THE PROBLEM ->
Each line that holds the string "Universität" counts once; say how many such lines there are and add nothing.

EXERCISE MATERIAL ->
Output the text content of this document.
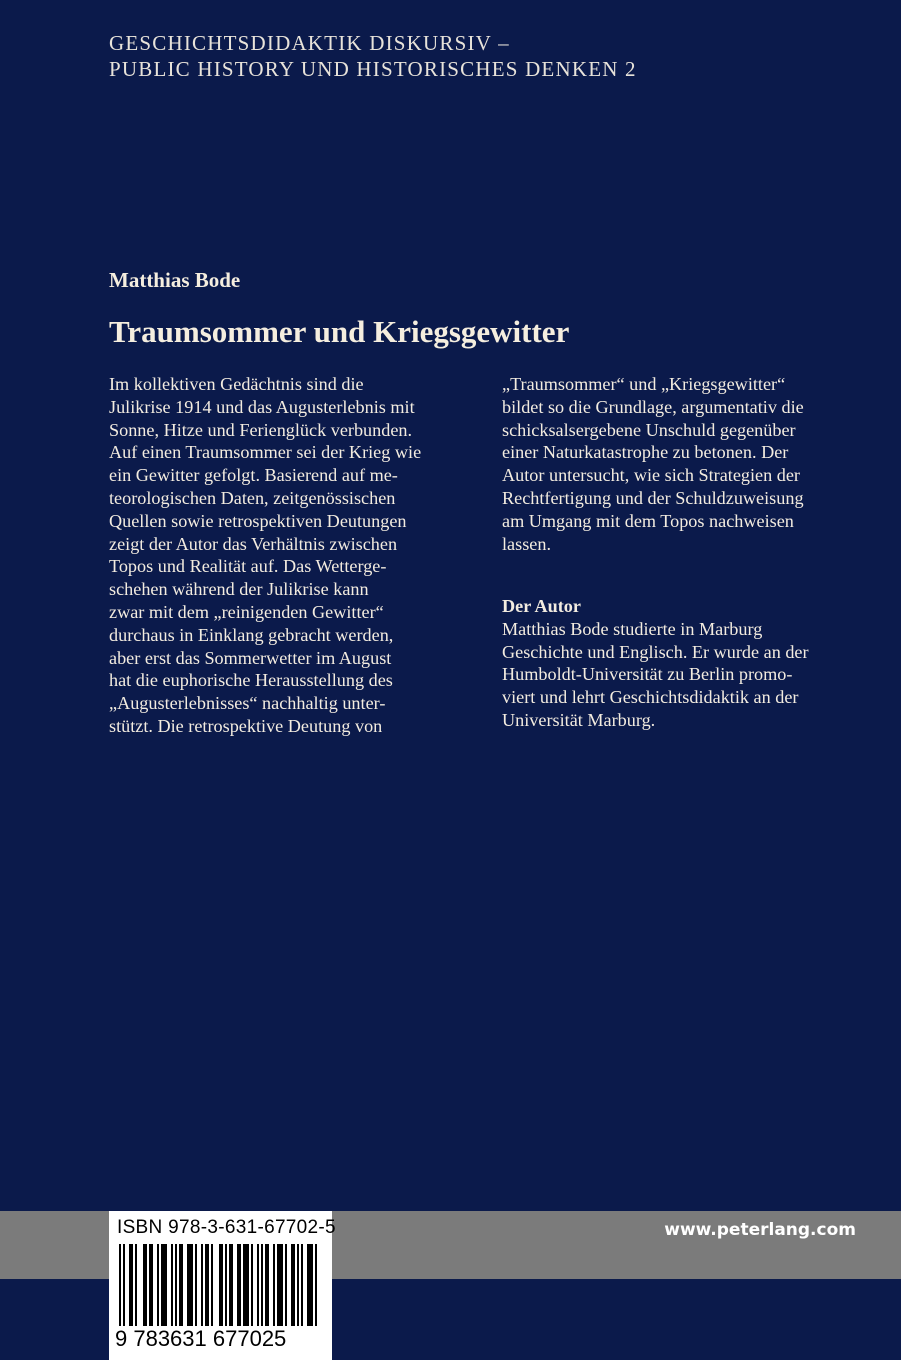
GESCHICHTSDIDAKTIK DISKURSIV –
PUBLIC HISTORY UND HISTORISCHES DENKEN 2
Matthias Bode
Traumsommer und Kriegsgewitter
Im kollektiven Gedächtnis sind die
Julikrise 1914 und das Augusterlebnis mit
Sonne, Hitze und Ferienglück verbunden.
Auf einen Traumsommer sei der Krieg wie
ein Gewitter gefolgt. Basierend auf me-
teorologischen Daten, zeitgenössischen
Quellen sowie retrospektiven Deutungen
zeigt der Autor das Verhältnis zwischen
Topos und Realität auf. Das Wetterge-
schehen während der Julikrise kann
zwar mit dem „reinigenden Gewitter“
durchaus in Einklang gebracht werden,
aber erst das Sommerwetter im August
hat die euphorische Herausstellung des
„Augusterlebnisses“ nachhaltig unter-
stützt. Die retrospektive Deutung von
„Traumsommer“ und „Kriegsgewitter“
bildet so die Grundlage, argumentativ die
schicksalsergebene Unschuld gegenüber
einer Naturkatastrophe zu betonen. Der
Autor untersucht, wie sich Strategien der
Rechtfertigung und der Schuldzuweisung
am Umgang mit dem Topos nachweisen
lassen.
Der Autor
Matthias Bode studierte in Marburg
Geschichte und Englisch. Er wurde an der
Humboldt-Universität zu Berlin promo-
viert und lehrt Geschichtsdidaktik an der
Universität Marburg.
www.peterlang.com
ISBN 978-3-631-67702-5
9 783631 677025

SOLUTION TO THIS TASK ->
2